> _Dataset records_:

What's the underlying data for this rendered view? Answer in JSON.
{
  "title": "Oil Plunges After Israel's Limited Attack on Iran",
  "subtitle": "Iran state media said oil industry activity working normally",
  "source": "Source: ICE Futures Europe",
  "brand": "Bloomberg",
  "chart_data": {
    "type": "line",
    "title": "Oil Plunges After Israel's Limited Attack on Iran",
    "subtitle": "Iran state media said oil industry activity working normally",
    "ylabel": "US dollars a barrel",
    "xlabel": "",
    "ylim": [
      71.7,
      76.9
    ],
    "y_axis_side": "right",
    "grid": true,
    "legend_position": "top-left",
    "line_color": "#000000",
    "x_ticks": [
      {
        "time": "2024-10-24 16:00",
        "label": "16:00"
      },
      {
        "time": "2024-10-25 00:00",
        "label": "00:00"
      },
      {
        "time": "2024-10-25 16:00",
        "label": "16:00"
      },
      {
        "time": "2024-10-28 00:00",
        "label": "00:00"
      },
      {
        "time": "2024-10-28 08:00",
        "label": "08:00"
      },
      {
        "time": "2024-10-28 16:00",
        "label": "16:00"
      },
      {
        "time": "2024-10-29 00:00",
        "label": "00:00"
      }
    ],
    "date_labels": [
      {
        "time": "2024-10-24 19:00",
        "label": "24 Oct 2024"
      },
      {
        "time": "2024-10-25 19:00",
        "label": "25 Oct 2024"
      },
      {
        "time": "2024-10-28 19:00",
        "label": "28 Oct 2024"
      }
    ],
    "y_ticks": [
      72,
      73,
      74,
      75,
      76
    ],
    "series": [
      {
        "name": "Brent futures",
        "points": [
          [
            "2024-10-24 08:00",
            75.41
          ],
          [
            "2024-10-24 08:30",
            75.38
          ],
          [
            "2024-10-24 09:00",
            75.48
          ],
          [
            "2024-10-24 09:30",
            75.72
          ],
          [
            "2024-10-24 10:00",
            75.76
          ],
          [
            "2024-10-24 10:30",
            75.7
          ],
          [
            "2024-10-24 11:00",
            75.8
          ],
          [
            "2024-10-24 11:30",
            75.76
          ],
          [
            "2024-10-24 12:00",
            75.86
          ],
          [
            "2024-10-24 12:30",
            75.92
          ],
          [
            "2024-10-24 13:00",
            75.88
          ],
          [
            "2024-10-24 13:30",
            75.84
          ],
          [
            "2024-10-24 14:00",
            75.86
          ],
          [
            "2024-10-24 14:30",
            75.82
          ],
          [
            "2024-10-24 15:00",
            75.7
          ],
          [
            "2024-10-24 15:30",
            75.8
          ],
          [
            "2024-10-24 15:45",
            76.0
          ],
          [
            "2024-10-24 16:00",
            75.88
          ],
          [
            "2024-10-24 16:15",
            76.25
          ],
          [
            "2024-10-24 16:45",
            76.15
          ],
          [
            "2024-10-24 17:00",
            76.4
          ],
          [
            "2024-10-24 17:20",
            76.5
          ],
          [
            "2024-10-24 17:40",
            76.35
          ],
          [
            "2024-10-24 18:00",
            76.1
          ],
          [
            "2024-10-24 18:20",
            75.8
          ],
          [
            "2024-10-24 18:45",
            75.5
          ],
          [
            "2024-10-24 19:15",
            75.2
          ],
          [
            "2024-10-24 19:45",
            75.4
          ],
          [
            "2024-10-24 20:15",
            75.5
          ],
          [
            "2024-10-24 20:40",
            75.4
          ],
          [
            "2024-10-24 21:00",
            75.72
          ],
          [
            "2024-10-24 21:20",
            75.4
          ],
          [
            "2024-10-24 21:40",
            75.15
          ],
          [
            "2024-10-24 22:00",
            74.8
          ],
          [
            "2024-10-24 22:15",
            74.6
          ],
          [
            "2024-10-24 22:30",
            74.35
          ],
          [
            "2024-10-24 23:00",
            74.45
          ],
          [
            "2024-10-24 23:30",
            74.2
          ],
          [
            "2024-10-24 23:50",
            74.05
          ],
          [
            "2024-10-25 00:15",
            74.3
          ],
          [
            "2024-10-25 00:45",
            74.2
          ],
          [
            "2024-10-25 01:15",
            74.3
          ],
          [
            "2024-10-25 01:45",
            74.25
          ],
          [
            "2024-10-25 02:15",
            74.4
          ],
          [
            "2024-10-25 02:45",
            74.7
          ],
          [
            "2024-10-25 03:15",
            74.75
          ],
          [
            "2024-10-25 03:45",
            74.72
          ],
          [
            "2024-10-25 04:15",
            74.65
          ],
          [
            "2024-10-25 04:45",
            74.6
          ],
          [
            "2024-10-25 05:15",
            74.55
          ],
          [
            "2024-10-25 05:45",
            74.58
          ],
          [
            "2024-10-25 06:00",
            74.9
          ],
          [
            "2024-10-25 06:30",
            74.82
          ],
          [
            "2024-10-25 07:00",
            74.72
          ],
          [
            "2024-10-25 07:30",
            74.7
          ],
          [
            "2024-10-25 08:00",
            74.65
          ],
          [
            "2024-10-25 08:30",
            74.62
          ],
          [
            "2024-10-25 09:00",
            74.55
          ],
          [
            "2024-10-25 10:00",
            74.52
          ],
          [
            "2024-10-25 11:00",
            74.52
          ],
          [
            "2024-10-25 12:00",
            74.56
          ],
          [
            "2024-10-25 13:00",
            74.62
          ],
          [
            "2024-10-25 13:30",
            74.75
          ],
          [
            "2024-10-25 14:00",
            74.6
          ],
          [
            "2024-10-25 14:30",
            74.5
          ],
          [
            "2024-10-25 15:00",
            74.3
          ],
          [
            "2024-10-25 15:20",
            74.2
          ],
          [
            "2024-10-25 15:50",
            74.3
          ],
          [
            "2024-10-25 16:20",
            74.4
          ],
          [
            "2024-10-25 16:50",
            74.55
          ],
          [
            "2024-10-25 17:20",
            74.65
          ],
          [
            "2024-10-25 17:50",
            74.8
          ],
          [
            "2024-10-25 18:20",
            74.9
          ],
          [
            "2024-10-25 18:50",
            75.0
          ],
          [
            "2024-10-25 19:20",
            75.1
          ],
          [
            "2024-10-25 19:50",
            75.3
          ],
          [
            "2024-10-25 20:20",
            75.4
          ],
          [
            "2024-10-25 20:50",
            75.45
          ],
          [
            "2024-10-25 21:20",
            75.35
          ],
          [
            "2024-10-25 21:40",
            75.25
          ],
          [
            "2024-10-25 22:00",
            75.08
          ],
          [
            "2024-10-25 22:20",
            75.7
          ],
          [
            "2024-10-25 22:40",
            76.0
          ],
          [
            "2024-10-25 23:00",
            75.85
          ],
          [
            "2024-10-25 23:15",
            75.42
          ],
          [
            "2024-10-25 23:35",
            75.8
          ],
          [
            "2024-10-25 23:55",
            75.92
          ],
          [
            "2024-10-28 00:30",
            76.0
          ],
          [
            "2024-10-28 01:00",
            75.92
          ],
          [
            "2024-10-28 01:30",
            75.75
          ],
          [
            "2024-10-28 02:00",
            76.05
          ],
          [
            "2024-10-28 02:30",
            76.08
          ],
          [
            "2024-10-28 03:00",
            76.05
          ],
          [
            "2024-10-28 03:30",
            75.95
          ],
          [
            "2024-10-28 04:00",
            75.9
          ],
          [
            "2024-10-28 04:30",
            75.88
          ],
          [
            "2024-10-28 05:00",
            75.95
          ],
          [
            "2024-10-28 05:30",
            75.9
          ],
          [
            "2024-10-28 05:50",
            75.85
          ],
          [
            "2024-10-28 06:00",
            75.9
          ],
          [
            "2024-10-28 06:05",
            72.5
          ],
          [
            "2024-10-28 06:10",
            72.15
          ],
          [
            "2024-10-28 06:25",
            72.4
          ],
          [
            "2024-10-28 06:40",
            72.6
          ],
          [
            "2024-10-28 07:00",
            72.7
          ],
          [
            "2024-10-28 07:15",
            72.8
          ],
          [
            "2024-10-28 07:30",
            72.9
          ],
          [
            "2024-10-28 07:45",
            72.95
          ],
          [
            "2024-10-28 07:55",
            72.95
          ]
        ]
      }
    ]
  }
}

> _PROBLEM_: From the data above, copy each line that holds "industry".

> _WRITTEN ANSWER_:
  "subtitle": "Iran state media said oil industry activity working normally",
    "subtitle": "Iran state media said oil industry activity working normally",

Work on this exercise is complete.